THE TASK:
Below are records to repeat exactly. Omit the pictures from the copy.

━━━

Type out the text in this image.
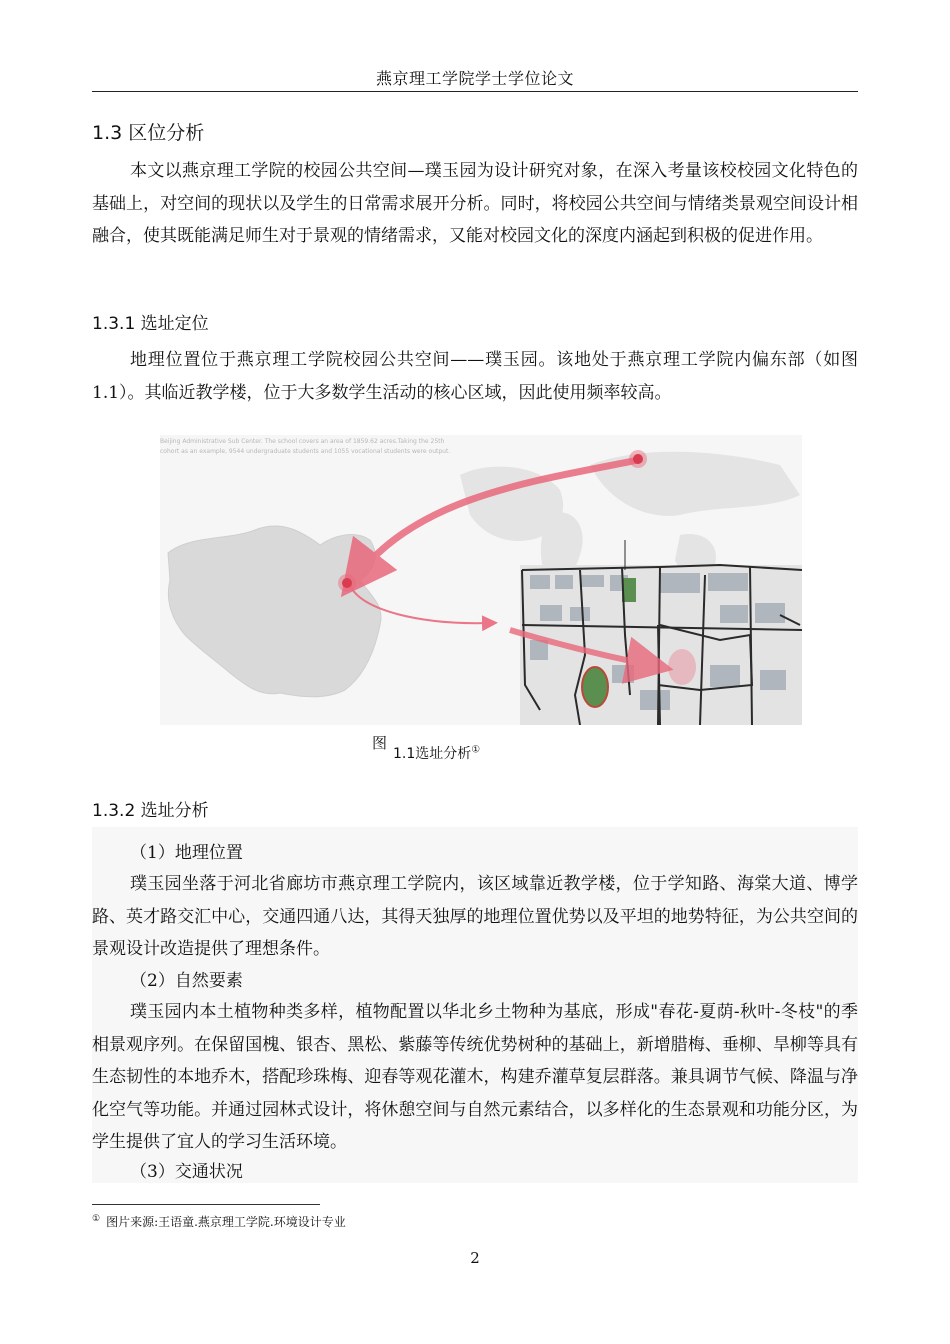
燕京理工学院学士学位论文
1.3 区位分析
本文以燕京理工学院的校园公共空间—璞玉园为设计研究对象，在深入考量该校校园文化特色的基础上，对空间的现状以及学生的日常需求展开分析。同时，将校园公共空间与情绪类景观空间设计相融合，使其既能满足师生对于景观的情绪需求，又能对校园文化的深度内涵起到积极的促进作用。
1.3.1 选址定位
地理位置位于燕京理工学院校园公共空间——璞玉园。该地处于燕京理工学院内偏东部（如图 1.1）。其临近教学楼，位于大多数学生活动的核心区域，因此使用频率较高。
Beijing Administrative Sub Center. The school covers an area of 1859.62 acres.Taking the 25th cohort as an example, 9544 undergraduate students and 1055 vocational students were output.
图1.1选址分析①
1.3.2 选址分析
（1）地理位置
璞玉园坐落于河北省廊坊市燕京理工学院内，该区域靠近教学楼，位于学知路、海棠大道、博学路、英才路交汇中心，交通四通八达，其得天独厚的地理位置优势以及平坦的地势特征，为公共空间的景观设计改造提供了理想条件。
（2）自然要素
璞玉园内本土植物种类多样，植物配置以华北乡土物种为基底，形成"春花-夏荫-秋叶-冬枝"的季相景观序列。在保留国槐、银杏、黑松、紫藤等传统优势树种的基础上，新增腊梅、垂柳、旱柳等具有生态韧性的本地乔木，搭配珍珠梅、迎春等观花灌木，构建乔灌草复层群落。兼具调节气候、降温与净化空气等功能。并通过园林式设计，将休憩空间与自然元素结合，以多样化的生态景观和功能分区，为学生提供了宜人的学习生活环境。
（3）交通状况
① 图片来源:王语童.燕京理工学院.环境设计专业
2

━━━

EXPECTED ANSWER:
Type out the text in this image.
燕京理工学院学士学位论文
1.3 区位分析
本文以燕京理工学院的校园公共空间—璞玉园为设计研究对象，在深入考量该校校园文化特色的基础上，对空间的现状以及学生的日常需求展开分析。同时，将校园公共空间与情绪类景观空间设计相融合，使其既能满足师生对于景观的情绪需求，又能对校园文化的深度内涵起到积极的促进作用。
1.3.1 选址定位
地理位置位于燕京理工学院校园公共空间——璞玉园。该地处于燕京理工学院内偏东部（如图 1.1）。其临近教学楼，位于大多数学生活动的核心区域，因此使用频率较高。
Beijing Administrative Sub Center. The school covers an area of 1859.62 acres.Taking the 25th cohort as an example, 9544 undergraduate students and 1055 vocational students were output.
图1.1选址分析①
1.3.2 选址分析
（1）地理位置
璞玉园坐落于河北省廊坊市燕京理工学院内，该区域靠近教学楼，位于学知路、海棠大道、博学路、英才路交汇中心，交通四通八达，其得天独厚的地理位置优势以及平坦的地势特征，为公共空间的景观设计改造提供了理想条件。
（2）自然要素
璞玉园内本土植物种类多样，植物配置以华北乡土物种为基底，形成"春花-夏荫-秋叶-冬枝"的季相景观序列。在保留国槐、银杏、黑松、紫藤等传统优势树种的基础上，新增腊梅、垂柳、旱柳等具有生态韧性的本地乔木，搭配珍珠梅、迎春等观花灌木，构建乔灌草复层群落。兼具调节气候、降温与净化空气等功能。并通过园林式设计，将休憩空间与自然元素结合，以多样化的生态景观和功能分区，为学生提供了宜人的学习生活环境。
（3）交通状况
① 图片来源:王语童.燕京理工学院.环境设计专业
2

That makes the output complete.